# What is expected
Print each line of the listing once more, precisely as given.
*** Records for the task ***
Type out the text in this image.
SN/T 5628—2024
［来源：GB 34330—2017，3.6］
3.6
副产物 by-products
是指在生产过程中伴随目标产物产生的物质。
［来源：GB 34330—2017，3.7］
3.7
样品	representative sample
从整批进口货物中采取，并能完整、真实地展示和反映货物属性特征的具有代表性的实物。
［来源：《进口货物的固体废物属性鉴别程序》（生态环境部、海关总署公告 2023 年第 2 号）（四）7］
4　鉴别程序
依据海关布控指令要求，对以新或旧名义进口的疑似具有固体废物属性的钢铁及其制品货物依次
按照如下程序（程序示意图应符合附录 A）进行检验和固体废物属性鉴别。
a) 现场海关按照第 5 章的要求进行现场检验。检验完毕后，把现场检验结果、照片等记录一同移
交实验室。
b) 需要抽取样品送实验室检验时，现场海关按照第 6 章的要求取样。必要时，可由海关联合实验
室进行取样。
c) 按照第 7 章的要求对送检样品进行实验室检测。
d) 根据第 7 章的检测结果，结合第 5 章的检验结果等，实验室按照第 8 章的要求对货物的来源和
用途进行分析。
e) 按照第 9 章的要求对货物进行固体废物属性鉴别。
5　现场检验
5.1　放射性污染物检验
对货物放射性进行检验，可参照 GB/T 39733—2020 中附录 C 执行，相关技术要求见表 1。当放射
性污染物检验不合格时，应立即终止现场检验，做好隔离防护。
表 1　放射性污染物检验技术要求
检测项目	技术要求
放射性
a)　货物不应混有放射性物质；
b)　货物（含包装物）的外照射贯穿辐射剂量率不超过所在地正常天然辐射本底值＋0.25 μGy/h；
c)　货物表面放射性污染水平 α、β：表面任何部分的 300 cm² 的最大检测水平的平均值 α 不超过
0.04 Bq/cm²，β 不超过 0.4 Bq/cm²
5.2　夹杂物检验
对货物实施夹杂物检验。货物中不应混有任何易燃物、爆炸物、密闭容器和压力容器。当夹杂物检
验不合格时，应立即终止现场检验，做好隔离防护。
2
***
# Finished task
Type out the text in this image.
SN/T 5628—2024
［来源：GB 34330—2017，3.6］
3.6
副产物 by-products
是指在生产过程中伴随目标产物产生的物质。
［来源：GB 34330—2017，3.7］
3.7
样品	representative sample
从整批进口货物中采取，并能完整、真实地展示和反映货物属性特征的具有代表性的实物。
［来源：《进口货物的固体废物属性鉴别程序》（生态环境部、海关总署公告 2023 年第 2 号）（四）7］
4　鉴别程序
依据海关布控指令要求，对以新或旧名义进口的疑似具有固体废物属性的钢铁及其制品货物依次
按照如下程序（程序示意图应符合附录 A）进行检验和固体废物属性鉴别。
a) 现场海关按照第 5 章的要求进行现场检验。检验完毕后，把现场检验结果、照片等记录一同移
交实验室。
b) 需要抽取样品送实验室检验时，现场海关按照第 6 章的要求取样。必要时，可由海关联合实验
室进行取样。
c) 按照第 7 章的要求对送检样品进行实验室检测。
d) 根据第 7 章的检测结果，结合第 5 章的检验结果等，实验室按照第 8 章的要求对货物的来源和
用途进行分析。
e) 按照第 9 章的要求对货物进行固体废物属性鉴别。
5　现场检验
5.1　放射性污染物检验
对货物放射性进行检验，可参照 GB/T 39733—2020 中附录 C 执行，相关技术要求见表 1。当放射
性污染物检验不合格时，应立即终止现场检验，做好隔离防护。
表 1　放射性污染物检验技术要求
检测项目	技术要求
放射性
a)　货物不应混有放射性物质；
b)　货物（含包装物）的外照射贯穿辐射剂量率不超过所在地正常天然辐射本底值＋0.25 μGy/h；
c)　货物表面放射性污染水平 α、β：表面任何部分的 300 cm² 的最大检测水平的平均值 α 不超过
0.04 Bq/cm²，β 不超过 0.4 Bq/cm²
5.2　夹杂物检验
对货物实施夹杂物检验。货物中不应混有任何易燃物、爆炸物、密闭容器和压力容器。当夹杂物检
验不合格时，应立即终止现场检验，做好隔离防护。
2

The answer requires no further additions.